Provided entries:
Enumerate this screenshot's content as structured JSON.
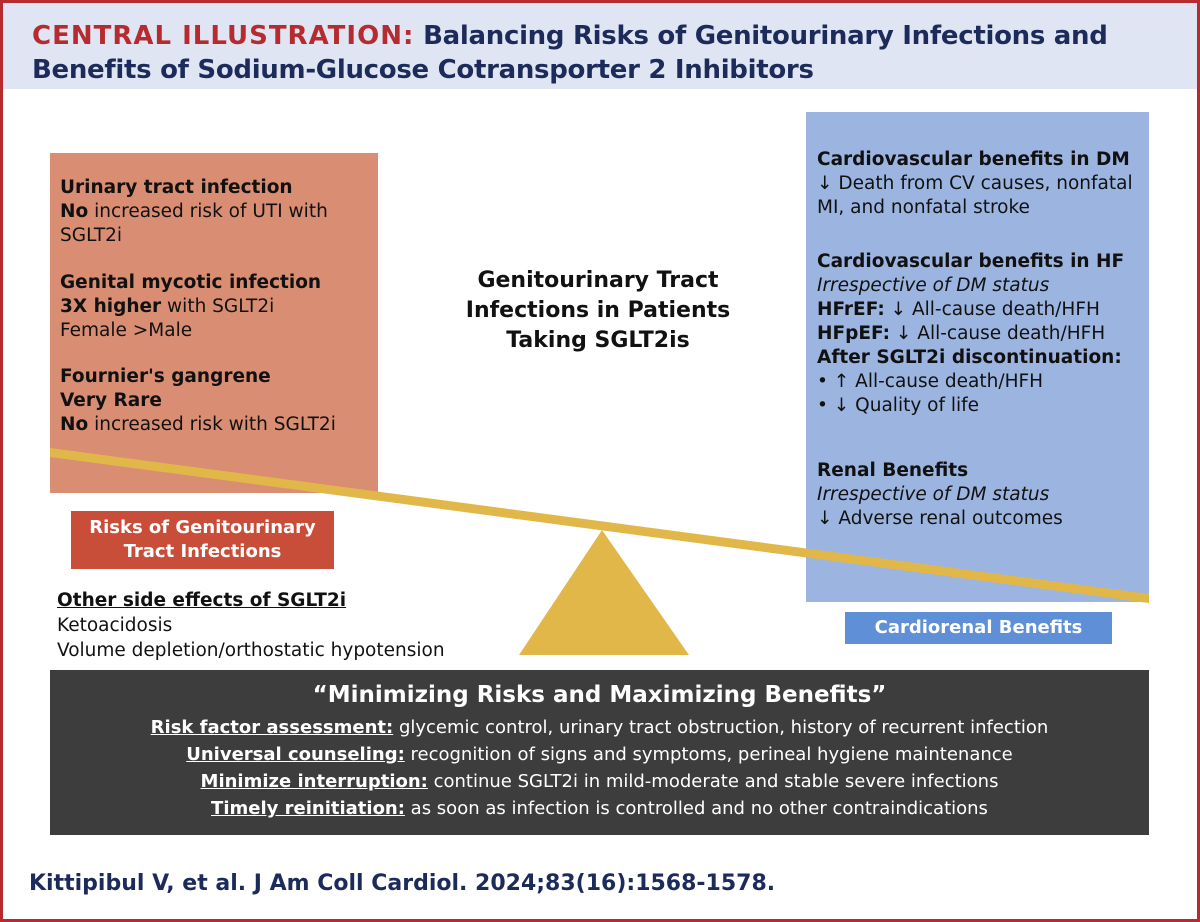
{
  "header": {
    "label": "CENTRAL ILLUSTRATION:",
    "title": "Balancing Risks of Genitourinary Infections and Benefits of Sodium-Glucose Cotransporter 2 Inhibitors"
  },
  "risks": {
    "uti_title": "Urinary tract infection",
    "uti_line_bold": "No",
    "uti_line_rest": " increased risk of UTI with",
    "uti_line2": "SGLT2i",
    "gmi_title": "Genital mycotic infection",
    "gmi_bold": "3X higher",
    "gmi_rest": " with SGLT2i",
    "gmi_line2": "Female >Male",
    "fg_title": "Fournier's gangrene",
    "fg_line1": "Very Rare",
    "fg_bold": "No",
    "fg_rest": " increased risk with SGLT2i"
  },
  "center_title": {
    "line1": "Genitourinary Tract",
    "line2": "Infections in Patients",
    "line3": "Taking SGLT2is"
  },
  "benefits": {
    "dm_title": "Cardiovascular benefits in DM",
    "dm_line1": "↓ Death from CV causes, nonfatal",
    "dm_line2": "MI, and nonfatal stroke",
    "hf_title": "Cardiovascular benefits in HF",
    "hf_italic": "Irrespective of DM status",
    "hfref_bold": "HFrEF:",
    "hfref_rest": " ↓ All-cause death/HFH",
    "hfpef_bold": "HFpEF:",
    "hfpef_rest": " ↓ All-cause death/HFH",
    "after_title": "After SGLT2i discontinuation:",
    "after_b1": "• ↑ All-cause death/HFH",
    "after_b2": "• ↓ Quality of life",
    "renal_title": "Renal Benefits",
    "renal_italic": "Irrespective of DM status",
    "renal_line": "↓ Adverse renal outcomes"
  },
  "labels": {
    "risk": "Risks of Genitourinary Tract Infections",
    "benefit": "Cardiorenal Benefits"
  },
  "side_effects": {
    "title": "Other side effects of SGLT2i",
    "item1": "Ketoacidosis",
    "item2": "Volume depletion/orthostatic hypotension"
  },
  "bottom": {
    "title": "“Minimizing Risks and Maximizing Benefits”",
    "l1_key": "Risk factor assessment:",
    "l1_rest": " glycemic control, urinary tract obstruction, history of recurrent infection",
    "l2_key": "Universal counseling:",
    "l2_rest": " recognition of signs and symptoms, perineal hygiene maintenance",
    "l3_key": "Minimize interruption:",
    "l3_rest": " continue SGLT2i in mild-moderate and stable severe infections",
    "l4_key": "Timely reinitiation:",
    "l4_rest": " as soon as infection is controlled and no other contraindications"
  },
  "citation": "Kittipibul V, et al. J Am Coll Cardiol. 2024;83(16):1568-1578.",
  "colors": {
    "accent_red": "#b52b30",
    "navy": "#1c2b5a",
    "risk_box": "#d98d73",
    "risk_label": "#c94e3a",
    "benefit_box": "#9cb4e0",
    "benefit_label": "#5f8fd6",
    "beam_gold": "#e2b74a",
    "dark_box": "#3d3d3d"
  }
}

Activity:
Go through the lines above and copy any that contain "with".

Output below:
    "uti_line_rest": " increased risk of UTI with",
    "gmi_rest": " with SGLT2i",
    "fg_rest": " increased risk with SGLT2i"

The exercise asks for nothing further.